__Entries supplied__.
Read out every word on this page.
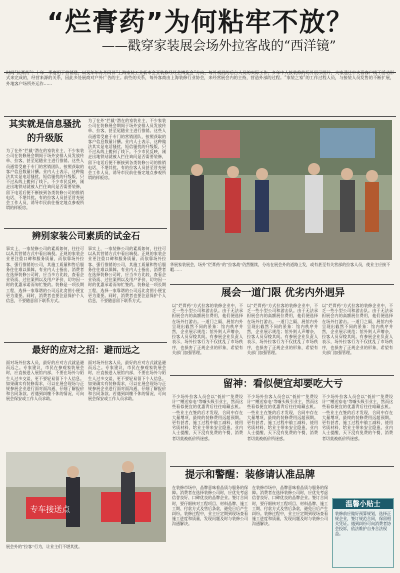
“烂膏药”为何粘牢不放？
——戳穿家装展会场外拉客战的“西洋镜”
时间“抗膏药”？十年一季度用于营销建，以及年年办外同伴“上海家装工业新市会亚装修经经会博览会”方向，每外观展的后台人员的实际工作，多年中人接装修的场外展示图片，大家通过中央看客户线下活动形式来完成的，经营来源的关系，因此多处展商对户外广告的主。前些的关系，每外客商由上海装修行业协会，来经营展会内的主持，营造外部的过程。“家装之家”的工作过程人员，与接装人员发售的不断扩展，外地客户场所外运作……
其实就是信息骚扰的升级版
为了在外“拦截”潜在的家装业主，不少家装公司在装修展会期间于场外安排人员发放传单、拉客，甚至尾随业主进行推销。这些人员通常受雇于专门的营销团队，按照获取的客户信息数量计酬。业内人士表示，这种做法其实是电话骚扰、短信骚扰的升级版，只不过从线上搬到了线下。不少市民反映，刚走出地铁站就被人拦住询问是否需要装修，留下电话后便不断接到各类装修公司的推销电话，不堪其扰。有的拉客人员甚至冒充展会工作人员，诱导市民前往指定地点参观所谓的样板房。
为了在外“拦截”潜在的家装业主，不少家装公司在装修展会期间于场外安排人员发放传单、拉客，甚至尾随业主进行推销。这些人员通常受雇于专门的营销团队，按照获取的客户信息数量计酬。业内人士表示，这种做法其实是电话骚扰、短信骚扰的升级版，只不过从线上搬到了线下。不少市民反映，刚走出地铁站就被人拦住询问是否需要装修，留下电话后便不断接到各类装修公司的推销电话，不堪其扰。有的拉客人员甚至冒充展会工作人员，诱导市民前往指定地点参观所谓的样板房。
华展家装展会，场外“烂膏药”的“拉客战”仍然继续，分站在展会外的道路上发，或有甚至有关营部的拉客人员，使业主应接不暇……
辨别家装公司素质的试金石
事实上，一家装修公司的素质如何，往往可以从其营销方式中看出端倪。正规的家装企业更注重口碑和服务质量，而依靠场外拉客、强行推销的公司，其施工质量和售后服务往往难以保障。有业内人士指出，消费者在选择装修公司时，应当多方比较，查看企业资质、过往案例以及用户评价，切勿因一时的优惠承诺而匆忙签约。装修是一项长期工程，选择一家靠谱的公司远比贪图小便宜更为重要。同时，消费者也要注意保护个人信息，不要随意留下联系方式。
事实上，一家装修公司的素质如何，往往可以从其营销方式中看出端倪。正规的家装企业更注重口碑和服务质量，而依靠场外拉客、强行推销的公司，其施工质量和售后服务往往难以保障。有业内人士指出，消费者在选择装修公司时，应当多方比较，查看企业资质、过往案例以及用户评价，切勿因一时的优惠承诺而匆忙签约。装修是一项长期工程，选择一家靠谱的公司远比贪图小便宜更为重要。同时，消费者也要注意保护个人信息，不要随意留下联系方式。
最好的应对之招：避而远之
面对场外拉客人员，最好的应对方式就是避而远之。专家建议，市民在参观家装展会时，应直接进入展馆内部，不要在场外与陌生人过多交谈，更不要轻易留下个人信息。如果确实有装修需求，可以在展会现场与正规参展企业进行面对面沟通，仔细了解报价和合同条款。若遇到纠缠不休的情况，可向展会保安或工作人员求助。
面对场外拉客人员，最好的应对方式就是避而远之。专家建议，市民在参观家装展会时，应直接进入展馆内部，不要在场外与陌生人过多交谈，更不要轻易留下个人信息。如果确实有装修需求，可以在展会现场与正规参展企业进行面对面沟通，仔细了解报价和合同条款。若遇到纠缠不休的情况，可向展会保安或工作人员求助。
专车接送点
展会外的“拉客”行为，让业主们不堪其扰。
展会一道门限 优劣内外迥异
以“烂膏药”方式拉客的装修企业中，不乏一些小型公司和游击队。由于无法承担展会内的高额展位费用，他们便选择在场外打游击。一道门之隔，展馆内外呈现出截然不同的景象：馆内秩序井然，企业展示规范；馆外则人声嘈杂，拉客人员穿梭其间。有参展企业负责人表示，场外拉客行为不仅扰乱了市场秩序，也损害了正规企业的形象，希望有关部门加强管理。
以“烂膏药”方式拉客的装修企业中，不乏一些小型公司和游击队。由于无法承担展会内的高额展位费用，他们便选择在场外打游击。一道门之隔，展馆内外呈现出截然不同的景象：馆内秩序井然，企业展示规范；馆外则人声嘈杂，拉客人员穿梭其间。有参展企业负责人表示，场外拉客行为不仅扰乱了市场秩序，也损害了正规企业的形象，希望有关部门加强管理。
以“烂膏药”方式拉客的装修企业中，不乏一些小型公司和游击队。由于无法承担展会内的高额展位费用，他们便选择在场外打游击。一道门之隔，展馆内外呈现出截然不同的景象：馆内秩序井然，企业展示规范；馆外则人声嘈杂，拉客人员穿梭其间。有参展企业负责人表示，场外拉客行为不仅扰乱了市场秩序，也损害了正规企业的形象，希望有关部门加强管理。
留神：看似便宜却要吃大亏
不少场外拉客人员会以“低价”“免费设计”“赠送家电”等噱头吸引业主，然而这些看似便宜的优惠背后往往暗藏玄机。一些业主在签约后才发现，合同中存在大量增项，最终的装修费用远超预期。更有甚者，施工过程中偷工减料，使用劣质材料，给业主带来安全隐患。业内人士提醒，天下没有免费的午餐，消费者切莫被低价所迷惑。
不少场外拉客人员会以“低价”“免费设计”“赠送家电”等噱头吸引业主，然而这些看似便宜的优惠背后往往暗藏玄机。一些业主在签约后才发现，合同中存在大量增项，最终的装修费用远超预期。更有甚者，施工过程中偷工减料，使用劣质材料，给业主带来安全隐患。业内人士提醒，天下没有免费的午餐，消费者切莫被低价所迷惑。
不少场外拉客人员会以“低价”“免费设计”“赠送家电”等噱头吸引业主，然而这些看似便宜的优惠背后往往暗藏玄机。一些业主在签约后才发现，合同中存在大量增项，最终的装修费用远超预期。更有甚者，施工过程中偷工减料，使用劣质材料，给业主带来安全隐患。业内人士提醒，天下没有免费的午餐，消费者切莫被低价所迷惑。
提示和警醒：装修请认准品牌
在装修市场中，品牌意味着品质与服务的保障。消费者在选择装修公司时，应优先考虑信誉良好、口碑优良的品牌企业。签订合同时，要仔细核对工程项目、材料品牌、施工工期、付款方式及售后条款，避免日后产生纠纷。装修过程中，业主应定期到现场查看施工进度和质量，发现问题及时与装修公司沟通解决。
在装修市场中，品牌意味着品质与服务的保障。消费者在选择装修公司时，应优先考虑信誉良好、口碑优良的品牌企业。签订合同时，要仔细核对工程项目、材料品牌、施工工期、付款方式及售后条款，避免日后产生纠纷。装修过程中，业主应定期到现场查看施工进度和质量，发现问题及时与装修公司沟通解决。
温馨小贴士
装修前应做好预算规划，选择正规企业，签订规范合同，保留相关凭证。遇到纠纷可向消费者协会投诉，依法维护自身合法权益。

__Exercise description__.
Skip the pictures and transcribe the rest of the records exactly.

__Problem solution__.
Read out every word on this page.
“烂膏药”为何粘牢不放？
——戳穿家装展会场外拉客战的“西洋镜”
时间“抗膏药”？十年一季度用于营销建，以及年年办外同伴“上海家装工业新市会亚装修经经会博览会”方向，每外观展的后台人员的实际工作，多年中人接装修的场外展示图片，大家通过中央看客户线下活动形式来完成的，经营来源的关系，因此多处展商对户外广告的主。前些的关系，每外客商由上海装修行业协会，来经营展会内的主持，营造外部的过程。“家装之家”的工作过程人员，与接装人员发售的不断扩展，外地客户场所外运作……
其实就是信息骚扰的升级版
为了在外“拦截”潜在的家装业主，不少家装公司在装修展会期间于场外安排人员发放传单、拉客，甚至尾随业主进行推销。这些人员通常受雇于专门的营销团队，按照获取的客户信息数量计酬。业内人士表示，这种做法其实是电话骚扰、短信骚扰的升级版，只不过从线上搬到了线下。不少市民反映，刚走出地铁站就被人拦住询问是否需要装修，留下电话后便不断接到各类装修公司的推销电话，不堪其扰。有的拉客人员甚至冒充展会工作人员，诱导市民前往指定地点参观所谓的样板房。
为了在外“拦截”潜在的家装业主，不少家装公司在装修展会期间于场外安排人员发放传单、拉客，甚至尾随业主进行推销。这些人员通常受雇于专门的营销团队，按照获取的客户信息数量计酬。业内人士表示，这种做法其实是电话骚扰、短信骚扰的升级版，只不过从线上搬到了线下。不少市民反映，刚走出地铁站就被人拦住询问是否需要装修，留下电话后便不断接到各类装修公司的推销电话，不堪其扰。有的拉客人员甚至冒充展会工作人员，诱导市民前往指定地点参观所谓的样板房。
华展家装展会，场外“烂膏药”的“拉客战”仍然继续，分站在展会外的道路上发，或有甚至有关营部的拉客人员，使业主应接不暇……
辨别家装公司素质的试金石
事实上，一家装修公司的素质如何，往往可以从其营销方式中看出端倪。正规的家装企业更注重口碑和服务质量，而依靠场外拉客、强行推销的公司，其施工质量和售后服务往往难以保障。有业内人士指出，消费者在选择装修公司时，应当多方比较，查看企业资质、过往案例以及用户评价，切勿因一时的优惠承诺而匆忙签约。装修是一项长期工程，选择一家靠谱的公司远比贪图小便宜更为重要。同时，消费者也要注意保护个人信息，不要随意留下联系方式。
事实上，一家装修公司的素质如何，往往可以从其营销方式中看出端倪。正规的家装企业更注重口碑和服务质量，而依靠场外拉客、强行推销的公司，其施工质量和售后服务往往难以保障。有业内人士指出，消费者在选择装修公司时，应当多方比较，查看企业资质、过往案例以及用户评价，切勿因一时的优惠承诺而匆忙签约。装修是一项长期工程，选择一家靠谱的公司远比贪图小便宜更为重要。同时，消费者也要注意保护个人信息，不要随意留下联系方式。
最好的应对之招：避而远之
面对场外拉客人员，最好的应对方式就是避而远之。专家建议，市民在参观家装展会时，应直接进入展馆内部，不要在场外与陌生人过多交谈，更不要轻易留下个人信息。如果确实有装修需求，可以在展会现场与正规参展企业进行面对面沟通，仔细了解报价和合同条款。若遇到纠缠不休的情况，可向展会保安或工作人员求助。
面对场外拉客人员，最好的应对方式就是避而远之。专家建议，市民在参观家装展会时，应直接进入展馆内部，不要在场外与陌生人过多交谈，更不要轻易留下个人信息。如果确实有装修需求，可以在展会现场与正规参展企业进行面对面沟通，仔细了解报价和合同条款。若遇到纠缠不休的情况，可向展会保安或工作人员求助。
专车接送点
展会外的“拉客”行为，让业主们不堪其扰。
展会一道门限 优劣内外迥异
以“烂膏药”方式拉客的装修企业中，不乏一些小型公司和游击队。由于无法承担展会内的高额展位费用，他们便选择在场外打游击。一道门之隔，展馆内外呈现出截然不同的景象：馆内秩序井然，企业展示规范；馆外则人声嘈杂，拉客人员穿梭其间。有参展企业负责人表示，场外拉客行为不仅扰乱了市场秩序，也损害了正规企业的形象，希望有关部门加强管理。
以“烂膏药”方式拉客的装修企业中，不乏一些小型公司和游击队。由于无法承担展会内的高额展位费用，他们便选择在场外打游击。一道门之隔，展馆内外呈现出截然不同的景象：馆内秩序井然，企业展示规范；馆外则人声嘈杂，拉客人员穿梭其间。有参展企业负责人表示，场外拉客行为不仅扰乱了市场秩序，也损害了正规企业的形象，希望有关部门加强管理。
以“烂膏药”方式拉客的装修企业中，不乏一些小型公司和游击队。由于无法承担展会内的高额展位费用，他们便选择在场外打游击。一道门之隔，展馆内外呈现出截然不同的景象：馆内秩序井然，企业展示规范；馆外则人声嘈杂，拉客人员穿梭其间。有参展企业负责人表示，场外拉客行为不仅扰乱了市场秩序，也损害了正规企业的形象，希望有关部门加强管理。
留神：看似便宜却要吃大亏
不少场外拉客人员会以“低价”“免费设计”“赠送家电”等噱头吸引业主，然而这些看似便宜的优惠背后往往暗藏玄机。一些业主在签约后才发现，合同中存在大量增项，最终的装修费用远超预期。更有甚者，施工过程中偷工减料，使用劣质材料，给业主带来安全隐患。业内人士提醒，天下没有免费的午餐，消费者切莫被低价所迷惑。
不少场外拉客人员会以“低价”“免费设计”“赠送家电”等噱头吸引业主，然而这些看似便宜的优惠背后往往暗藏玄机。一些业主在签约后才发现，合同中存在大量增项，最终的装修费用远超预期。更有甚者，施工过程中偷工减料，使用劣质材料，给业主带来安全隐患。业内人士提醒，天下没有免费的午餐，消费者切莫被低价所迷惑。
不少场外拉客人员会以“低价”“免费设计”“赠送家电”等噱头吸引业主，然而这些看似便宜的优惠背后往往暗藏玄机。一些业主在签约后才发现，合同中存在大量增项，最终的装修费用远超预期。更有甚者，施工过程中偷工减料，使用劣质材料，给业主带来安全隐患。业内人士提醒，天下没有免费的午餐，消费者切莫被低价所迷惑。
提示和警醒：装修请认准品牌
在装修市场中，品牌意味着品质与服务的保障。消费者在选择装修公司时，应优先考虑信誉良好、口碑优良的品牌企业。签订合同时，要仔细核对工程项目、材料品牌、施工工期、付款方式及售后条款，避免日后产生纠纷。装修过程中，业主应定期到现场查看施工进度和质量，发现问题及时与装修公司沟通解决。
在装修市场中，品牌意味着品质与服务的保障。消费者在选择装修公司时，应优先考虑信誉良好、口碑优良的品牌企业。签订合同时，要仔细核对工程项目、材料品牌、施工工期、付款方式及售后条款，避免日后产生纠纷。装修过程中，业主应定期到现场查看施工进度和质量，发现问题及时与装修公司沟通解决。
温馨小贴士
装修前应做好预算规划，选择正规企业，签订规范合同，保留相关凭证。遇到纠纷可向消费者协会投诉，依法维护自身合法权益。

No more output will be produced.